Return the material word for word. Do not include the pictures.

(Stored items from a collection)
━━━━

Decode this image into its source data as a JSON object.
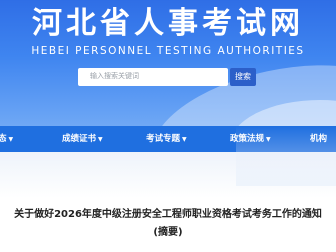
{
  "header": {
    "title": "河北省人事考试网",
    "subtitle": "HEBEI PERSONNEL TESTING AUTHORITIES"
  },
  "search": {
    "placeholder": "输入搜索关键词",
    "button_label": "搜索"
  },
  "nav": {
    "items": [
      {
        "label": "态"
      },
      {
        "label": "成绩证书"
      },
      {
        "label": "考试专题"
      },
      {
        "label": "政策法规"
      },
      {
        "label": "机构"
      }
    ]
  },
  "article": {
    "title": "关于做好2026年度中级注册安全工程师职业资格考试考务工作的通知",
    "subtitle": "(摘要)"
  }
}
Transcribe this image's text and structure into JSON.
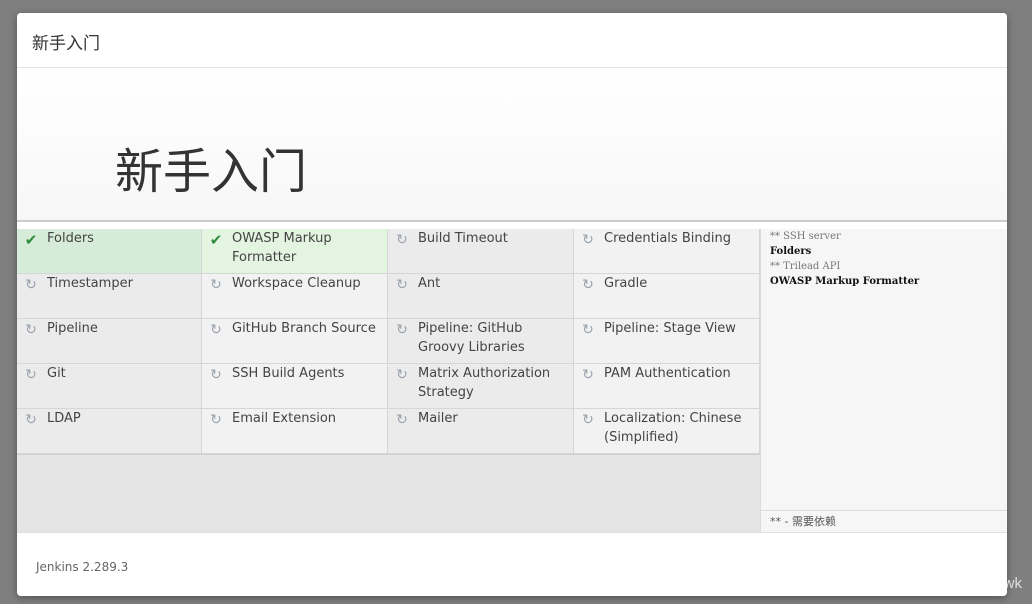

━━━━

» **RESULT**:
Decode this image into its source data as a JSON object.
{
  "header": {
    "title": "河北省人事考试网",
    "subtitle": "HEBEI PERSONNEL TESTING AUTHORITIES"
  },
  "search": {
    "placeholder": "输入搜索关键词",
    "button_label": "搜索"
  },
  "nav": {
    "items": [
      {
        "label": "态"
      },
      {
        "label": "成绩证书"
      },
      {
        "label": "考试专题"
      },
      {
        "label": "政策法规"
      },
      {
        "label": "机构"
      }
    ]
  },
  "article": {
    "title": "关于做好2026年度中级注册安全工程师职业资格考试考务工作的通知",
    "subtitle": "(摘要)"
  }
}
Transcribe this image's text and structure into JSON.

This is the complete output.